> _STATED GOAL_
Determine how many lines include the word "xlabel", then give that number and nothing more.
******************************
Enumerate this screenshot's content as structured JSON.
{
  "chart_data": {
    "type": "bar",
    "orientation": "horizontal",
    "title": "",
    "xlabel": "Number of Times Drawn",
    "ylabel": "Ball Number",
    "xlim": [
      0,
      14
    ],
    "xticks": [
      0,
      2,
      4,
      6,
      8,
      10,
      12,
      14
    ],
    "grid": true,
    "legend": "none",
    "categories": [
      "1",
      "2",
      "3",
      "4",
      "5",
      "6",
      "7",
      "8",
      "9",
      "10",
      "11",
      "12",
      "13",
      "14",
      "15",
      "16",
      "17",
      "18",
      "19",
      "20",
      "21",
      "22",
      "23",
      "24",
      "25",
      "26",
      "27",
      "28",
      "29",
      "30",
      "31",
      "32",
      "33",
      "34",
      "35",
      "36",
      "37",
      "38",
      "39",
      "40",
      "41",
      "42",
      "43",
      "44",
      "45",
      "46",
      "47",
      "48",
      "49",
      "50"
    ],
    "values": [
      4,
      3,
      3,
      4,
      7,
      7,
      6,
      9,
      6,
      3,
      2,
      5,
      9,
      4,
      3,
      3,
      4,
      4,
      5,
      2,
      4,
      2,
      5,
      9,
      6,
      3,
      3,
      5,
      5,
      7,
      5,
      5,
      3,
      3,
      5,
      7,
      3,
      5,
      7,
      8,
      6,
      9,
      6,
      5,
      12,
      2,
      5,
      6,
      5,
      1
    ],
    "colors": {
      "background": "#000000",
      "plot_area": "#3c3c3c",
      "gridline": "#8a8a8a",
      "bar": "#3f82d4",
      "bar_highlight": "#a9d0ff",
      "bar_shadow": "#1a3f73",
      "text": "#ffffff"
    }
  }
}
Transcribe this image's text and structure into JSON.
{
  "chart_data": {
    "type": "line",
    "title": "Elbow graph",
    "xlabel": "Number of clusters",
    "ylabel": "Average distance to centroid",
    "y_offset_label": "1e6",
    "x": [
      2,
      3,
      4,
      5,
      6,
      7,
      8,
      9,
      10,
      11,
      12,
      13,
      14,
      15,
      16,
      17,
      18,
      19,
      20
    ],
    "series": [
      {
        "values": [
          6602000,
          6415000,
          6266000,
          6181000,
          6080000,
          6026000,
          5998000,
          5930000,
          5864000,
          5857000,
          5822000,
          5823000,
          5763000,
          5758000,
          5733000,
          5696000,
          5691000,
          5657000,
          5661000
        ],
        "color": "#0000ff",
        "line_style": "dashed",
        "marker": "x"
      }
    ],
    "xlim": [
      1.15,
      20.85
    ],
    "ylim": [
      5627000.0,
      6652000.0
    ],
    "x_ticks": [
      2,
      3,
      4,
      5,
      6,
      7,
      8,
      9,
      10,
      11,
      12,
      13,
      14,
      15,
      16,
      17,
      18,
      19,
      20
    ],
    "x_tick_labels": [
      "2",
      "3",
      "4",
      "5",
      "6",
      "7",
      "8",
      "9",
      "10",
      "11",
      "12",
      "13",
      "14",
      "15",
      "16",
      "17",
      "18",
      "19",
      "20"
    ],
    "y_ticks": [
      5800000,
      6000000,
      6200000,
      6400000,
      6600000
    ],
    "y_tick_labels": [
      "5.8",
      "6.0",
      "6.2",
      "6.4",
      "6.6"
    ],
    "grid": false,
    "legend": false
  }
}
******************************
> _SOLUTION TO THIS PROBLEM_
2